INSTRUCTIONS FOR THE TASK> The records below need retyping in full; give them again exactly.

* * *

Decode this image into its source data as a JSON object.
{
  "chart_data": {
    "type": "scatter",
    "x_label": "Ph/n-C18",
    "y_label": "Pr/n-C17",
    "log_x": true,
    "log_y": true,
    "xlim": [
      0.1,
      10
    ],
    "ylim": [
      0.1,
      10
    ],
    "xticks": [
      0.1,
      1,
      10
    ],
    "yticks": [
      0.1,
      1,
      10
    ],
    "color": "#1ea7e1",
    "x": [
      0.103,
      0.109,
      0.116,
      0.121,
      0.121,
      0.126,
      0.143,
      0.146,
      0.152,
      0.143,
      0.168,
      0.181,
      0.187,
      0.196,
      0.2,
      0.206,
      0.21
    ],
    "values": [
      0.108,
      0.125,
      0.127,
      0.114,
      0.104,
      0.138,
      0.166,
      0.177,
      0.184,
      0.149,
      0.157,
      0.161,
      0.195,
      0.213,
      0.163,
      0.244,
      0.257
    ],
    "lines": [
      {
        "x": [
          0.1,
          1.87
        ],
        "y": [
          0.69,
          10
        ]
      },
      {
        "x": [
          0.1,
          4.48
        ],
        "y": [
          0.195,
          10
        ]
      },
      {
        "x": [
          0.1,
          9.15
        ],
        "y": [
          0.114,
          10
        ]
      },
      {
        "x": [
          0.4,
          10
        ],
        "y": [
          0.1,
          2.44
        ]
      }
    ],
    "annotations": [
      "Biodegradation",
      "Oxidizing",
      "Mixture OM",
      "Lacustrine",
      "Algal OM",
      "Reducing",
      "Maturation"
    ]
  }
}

* * *

ANSWER BELOW>
Decode this image into its source data as a JSON object.
{
  "chart_data": {
    "type": "scatter",
    "x_label": "Ph/n-C18",
    "y_label": "Pr/n-C17",
    "log_x": true,
    "log_y": true,
    "xlim": [
      0.1,
      10
    ],
    "ylim": [
      0.1,
      10
    ],
    "xticks": [
      0.1,
      1,
      10
    ],
    "yticks": [
      0.1,
      1,
      10
    ],
    "color": "#1ea7e1",
    "x": [
      0.103,
      0.109,
      0.116,
      0.121,
      0.121,
      0.126,
      0.143,
      0.146,
      0.152,
      0.143,
      0.168,
      0.181,
      0.187,
      0.196,
      0.2,
      0.206,
      0.21
    ],
    "values": [
      0.108,
      0.125,
      0.127,
      0.114,
      0.104,
      0.138,
      0.166,
      0.177,
      0.184,
      0.149,
      0.157,
      0.161,
      0.195,
      0.213,
      0.163,
      0.244,
      0.257
    ],
    "lines": [
      {
        "x": [
          0.1,
          1.87
        ],
        "y": [
          0.69,
          10
        ]
      },
      {
        "x": [
          0.1,
          4.48
        ],
        "y": [
          0.195,
          10
        ]
      },
      {
        "x": [
          0.1,
          9.15
        ],
        "y": [
          0.114,
          10
        ]
      },
      {
        "x": [
          0.4,
          10
        ],
        "y": [
          0.1,
          2.44
        ]
      }
    ],
    "annotations": [
      "Biodegradation",
      "Oxidizing",
      "Mixture OM",
      "Lacustrine",
      "Algal OM",
      "Reducing",
      "Maturation"
    ]
  }
}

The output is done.